Dataset entries

-- -- --

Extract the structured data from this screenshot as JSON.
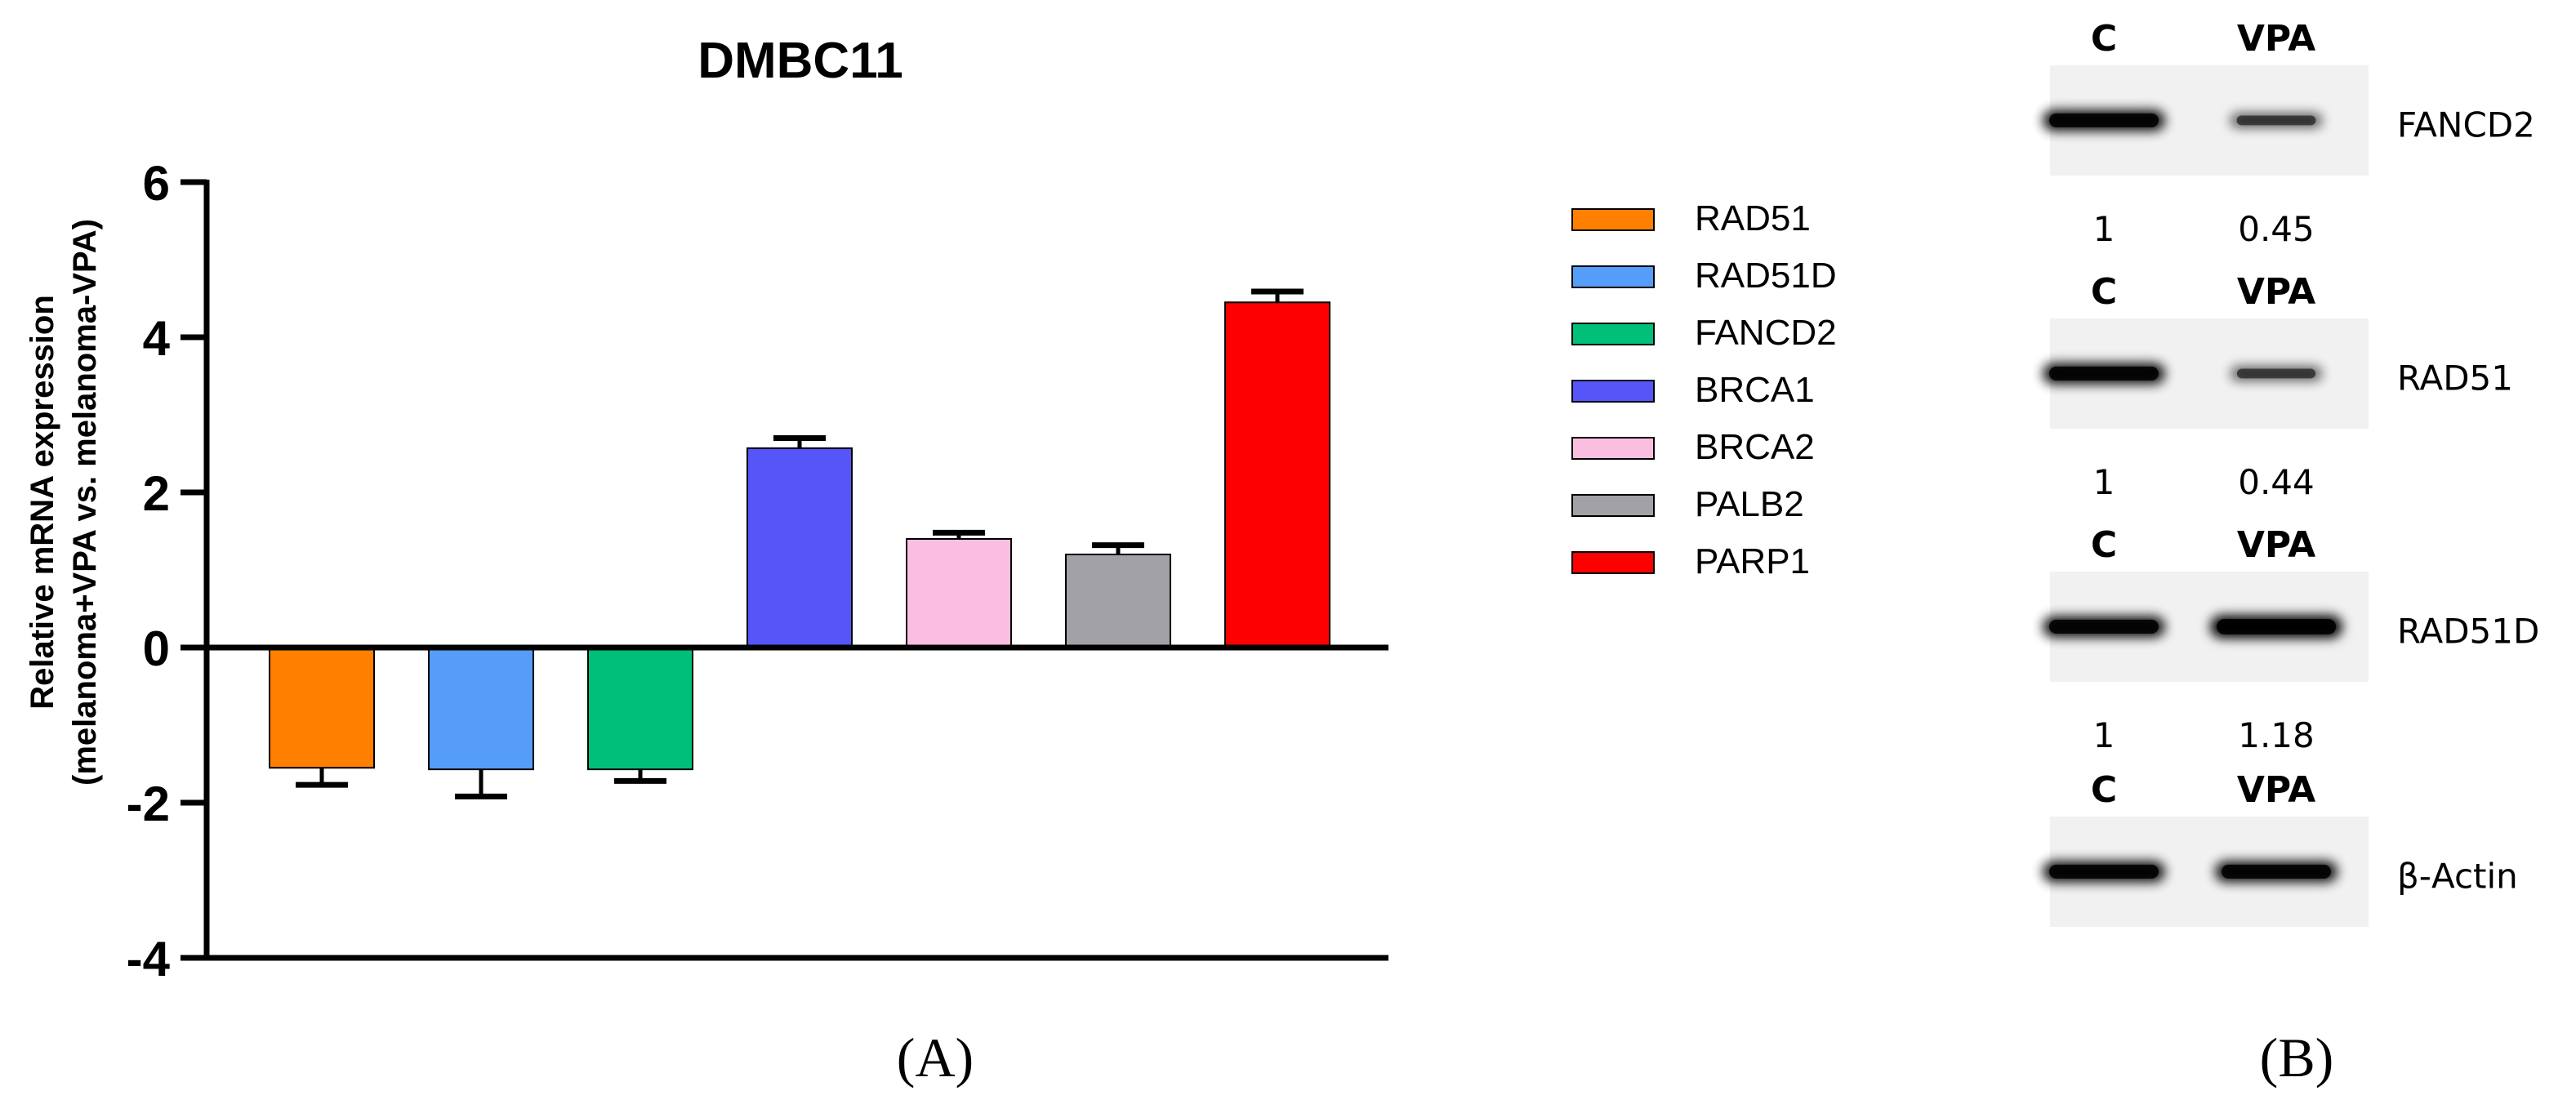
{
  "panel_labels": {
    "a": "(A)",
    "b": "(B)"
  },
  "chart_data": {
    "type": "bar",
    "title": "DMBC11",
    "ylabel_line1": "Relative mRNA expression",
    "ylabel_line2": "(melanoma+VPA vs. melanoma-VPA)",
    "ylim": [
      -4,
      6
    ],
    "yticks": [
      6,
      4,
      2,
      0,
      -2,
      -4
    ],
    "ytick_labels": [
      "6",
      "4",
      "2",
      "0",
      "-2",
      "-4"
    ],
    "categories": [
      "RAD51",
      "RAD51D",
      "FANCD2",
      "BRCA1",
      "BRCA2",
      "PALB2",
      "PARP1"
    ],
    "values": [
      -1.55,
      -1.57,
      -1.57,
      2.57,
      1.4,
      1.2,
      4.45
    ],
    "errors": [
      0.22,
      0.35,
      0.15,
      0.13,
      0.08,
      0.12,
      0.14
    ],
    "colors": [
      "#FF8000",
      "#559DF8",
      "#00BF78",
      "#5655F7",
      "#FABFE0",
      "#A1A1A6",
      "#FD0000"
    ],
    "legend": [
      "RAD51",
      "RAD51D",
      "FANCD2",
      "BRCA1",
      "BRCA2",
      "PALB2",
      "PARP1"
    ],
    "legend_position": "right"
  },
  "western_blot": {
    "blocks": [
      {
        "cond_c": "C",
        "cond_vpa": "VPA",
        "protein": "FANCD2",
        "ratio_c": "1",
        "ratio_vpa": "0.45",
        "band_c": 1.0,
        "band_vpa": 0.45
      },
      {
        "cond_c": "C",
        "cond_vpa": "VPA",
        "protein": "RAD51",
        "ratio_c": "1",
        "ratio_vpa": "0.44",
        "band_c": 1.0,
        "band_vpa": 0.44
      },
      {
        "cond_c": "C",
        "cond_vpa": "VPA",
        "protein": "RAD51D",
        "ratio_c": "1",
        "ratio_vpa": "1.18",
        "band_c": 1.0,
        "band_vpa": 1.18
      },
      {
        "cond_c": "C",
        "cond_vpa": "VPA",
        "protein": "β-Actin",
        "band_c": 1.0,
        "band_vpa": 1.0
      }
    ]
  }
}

-- -- --

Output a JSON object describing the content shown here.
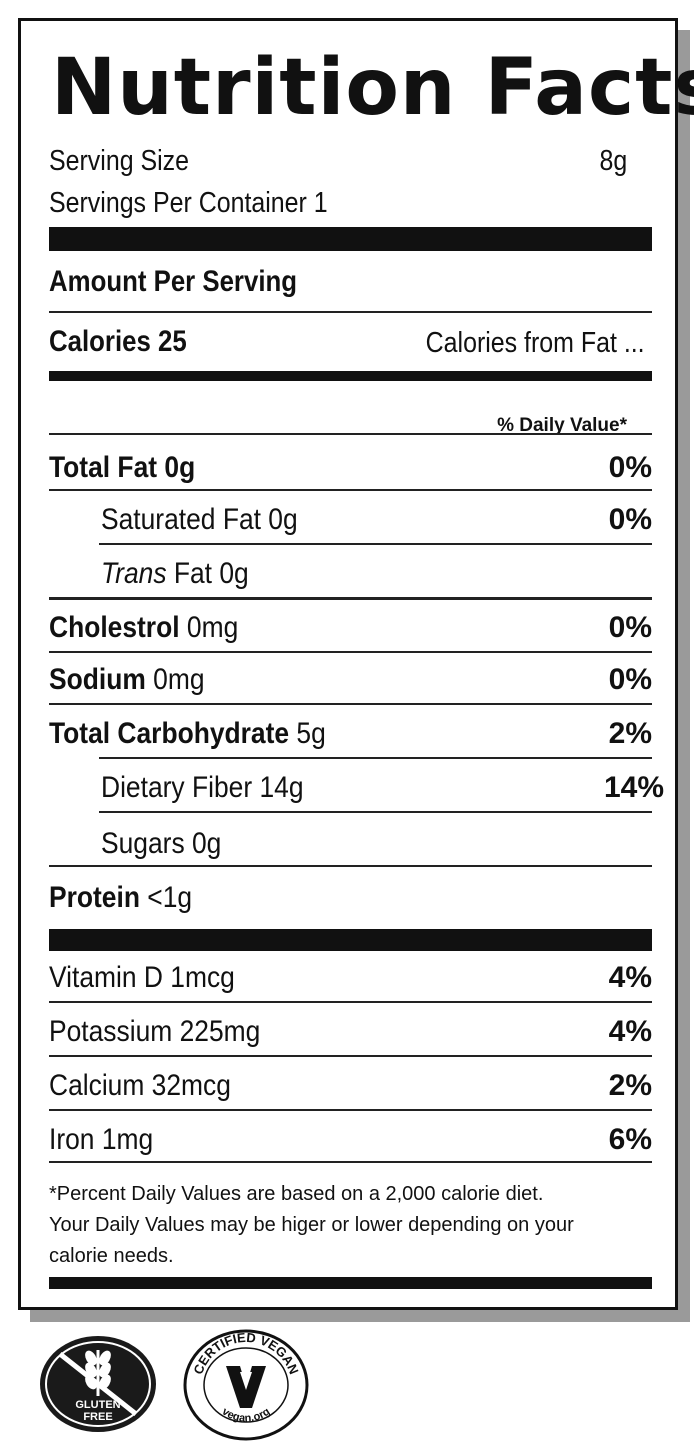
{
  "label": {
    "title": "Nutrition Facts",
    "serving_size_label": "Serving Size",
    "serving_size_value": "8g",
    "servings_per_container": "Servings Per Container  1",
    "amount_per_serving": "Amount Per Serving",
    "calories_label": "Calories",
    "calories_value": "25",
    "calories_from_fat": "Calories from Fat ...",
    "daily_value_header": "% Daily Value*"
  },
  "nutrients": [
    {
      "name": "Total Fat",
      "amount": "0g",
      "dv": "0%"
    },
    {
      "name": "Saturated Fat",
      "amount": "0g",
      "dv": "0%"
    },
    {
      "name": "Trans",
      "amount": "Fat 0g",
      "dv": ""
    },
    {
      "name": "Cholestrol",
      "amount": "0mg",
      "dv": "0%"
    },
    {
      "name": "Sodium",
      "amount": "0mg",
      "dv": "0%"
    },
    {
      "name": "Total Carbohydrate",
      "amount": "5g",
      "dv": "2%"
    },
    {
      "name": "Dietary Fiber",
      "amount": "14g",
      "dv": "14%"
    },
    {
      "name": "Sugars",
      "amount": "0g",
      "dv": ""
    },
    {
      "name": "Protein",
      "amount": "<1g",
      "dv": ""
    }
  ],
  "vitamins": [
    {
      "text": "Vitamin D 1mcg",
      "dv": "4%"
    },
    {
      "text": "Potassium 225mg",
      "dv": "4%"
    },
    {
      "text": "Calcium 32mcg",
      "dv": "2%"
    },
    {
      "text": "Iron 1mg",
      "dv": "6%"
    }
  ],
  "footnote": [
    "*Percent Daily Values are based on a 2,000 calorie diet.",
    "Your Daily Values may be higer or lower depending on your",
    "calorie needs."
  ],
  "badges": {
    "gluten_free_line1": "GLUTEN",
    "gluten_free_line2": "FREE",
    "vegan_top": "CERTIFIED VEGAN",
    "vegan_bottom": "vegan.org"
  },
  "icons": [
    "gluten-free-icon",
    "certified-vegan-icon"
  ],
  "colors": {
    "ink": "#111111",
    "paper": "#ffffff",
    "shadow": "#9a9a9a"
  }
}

-- -- --

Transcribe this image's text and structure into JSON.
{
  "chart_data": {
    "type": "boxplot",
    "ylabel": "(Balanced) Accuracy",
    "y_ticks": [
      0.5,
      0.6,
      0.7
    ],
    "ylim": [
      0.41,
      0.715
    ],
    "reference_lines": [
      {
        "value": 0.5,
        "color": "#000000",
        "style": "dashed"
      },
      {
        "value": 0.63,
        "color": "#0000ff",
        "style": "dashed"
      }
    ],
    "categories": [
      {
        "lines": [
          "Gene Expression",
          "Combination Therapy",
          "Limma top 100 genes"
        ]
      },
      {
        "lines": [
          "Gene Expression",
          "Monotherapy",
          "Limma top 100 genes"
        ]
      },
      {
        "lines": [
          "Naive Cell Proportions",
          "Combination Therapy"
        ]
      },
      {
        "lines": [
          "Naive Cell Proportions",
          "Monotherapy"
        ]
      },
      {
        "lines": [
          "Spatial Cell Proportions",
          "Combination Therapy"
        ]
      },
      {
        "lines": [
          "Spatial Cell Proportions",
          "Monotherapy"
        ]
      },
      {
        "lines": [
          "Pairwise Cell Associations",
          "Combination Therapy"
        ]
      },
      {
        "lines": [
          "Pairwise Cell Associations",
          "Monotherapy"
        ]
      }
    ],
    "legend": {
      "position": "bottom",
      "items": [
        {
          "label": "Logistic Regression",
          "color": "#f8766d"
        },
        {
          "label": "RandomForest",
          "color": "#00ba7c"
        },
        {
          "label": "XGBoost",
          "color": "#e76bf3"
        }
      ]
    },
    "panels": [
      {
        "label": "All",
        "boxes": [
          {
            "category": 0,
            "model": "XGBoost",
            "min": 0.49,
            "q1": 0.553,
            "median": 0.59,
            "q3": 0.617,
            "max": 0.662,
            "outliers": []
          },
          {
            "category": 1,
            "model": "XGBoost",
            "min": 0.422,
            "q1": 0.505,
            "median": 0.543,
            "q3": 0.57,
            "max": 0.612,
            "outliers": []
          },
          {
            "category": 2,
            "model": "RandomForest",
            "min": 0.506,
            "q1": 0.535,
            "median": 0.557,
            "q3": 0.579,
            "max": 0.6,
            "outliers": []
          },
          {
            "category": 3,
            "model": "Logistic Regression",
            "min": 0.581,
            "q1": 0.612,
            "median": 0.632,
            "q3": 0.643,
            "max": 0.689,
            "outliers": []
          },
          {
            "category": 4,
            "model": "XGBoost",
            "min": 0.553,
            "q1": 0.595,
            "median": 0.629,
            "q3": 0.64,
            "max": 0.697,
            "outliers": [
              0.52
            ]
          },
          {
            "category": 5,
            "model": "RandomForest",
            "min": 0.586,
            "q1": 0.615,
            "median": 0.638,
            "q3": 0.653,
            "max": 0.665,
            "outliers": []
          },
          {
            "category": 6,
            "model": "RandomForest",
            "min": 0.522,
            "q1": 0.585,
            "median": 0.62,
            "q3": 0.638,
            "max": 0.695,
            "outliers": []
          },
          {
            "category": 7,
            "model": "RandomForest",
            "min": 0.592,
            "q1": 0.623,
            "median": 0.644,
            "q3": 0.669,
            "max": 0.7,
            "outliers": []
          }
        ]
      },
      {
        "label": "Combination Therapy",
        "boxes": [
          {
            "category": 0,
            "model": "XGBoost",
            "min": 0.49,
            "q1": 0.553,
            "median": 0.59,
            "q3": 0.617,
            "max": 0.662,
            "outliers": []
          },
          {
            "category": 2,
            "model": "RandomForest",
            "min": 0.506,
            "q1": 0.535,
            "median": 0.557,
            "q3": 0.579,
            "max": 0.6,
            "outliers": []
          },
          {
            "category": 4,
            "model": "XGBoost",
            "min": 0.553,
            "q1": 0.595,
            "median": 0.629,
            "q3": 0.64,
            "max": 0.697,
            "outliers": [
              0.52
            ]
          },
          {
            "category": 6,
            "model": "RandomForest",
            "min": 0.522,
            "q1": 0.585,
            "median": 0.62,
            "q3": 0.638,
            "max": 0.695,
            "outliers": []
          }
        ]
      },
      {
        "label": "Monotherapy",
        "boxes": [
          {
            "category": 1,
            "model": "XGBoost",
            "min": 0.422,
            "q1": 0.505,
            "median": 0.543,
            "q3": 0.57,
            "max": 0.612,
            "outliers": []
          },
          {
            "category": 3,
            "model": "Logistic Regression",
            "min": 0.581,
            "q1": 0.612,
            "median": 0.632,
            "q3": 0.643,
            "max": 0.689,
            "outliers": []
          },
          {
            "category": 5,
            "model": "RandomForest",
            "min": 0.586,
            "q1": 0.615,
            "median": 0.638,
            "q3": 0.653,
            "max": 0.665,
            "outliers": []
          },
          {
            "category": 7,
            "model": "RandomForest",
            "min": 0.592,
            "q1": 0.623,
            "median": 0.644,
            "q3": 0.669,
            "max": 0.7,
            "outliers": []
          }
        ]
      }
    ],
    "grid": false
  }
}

-- -- --

YOUR TASK → From the data above, copy each line where the string "name" appears.

SOLUTION TO THIS TASK →
      "name": "Total Fat",
      "name": "Saturated Fat",
      "name": "Trans",
      "name": "Cholestrol",
      "name": "Sodium",
      "name": "Total Carbohydrate",
      "name": "Dietary Fiber",
      "name": "Sugars",
      "name": "Protein",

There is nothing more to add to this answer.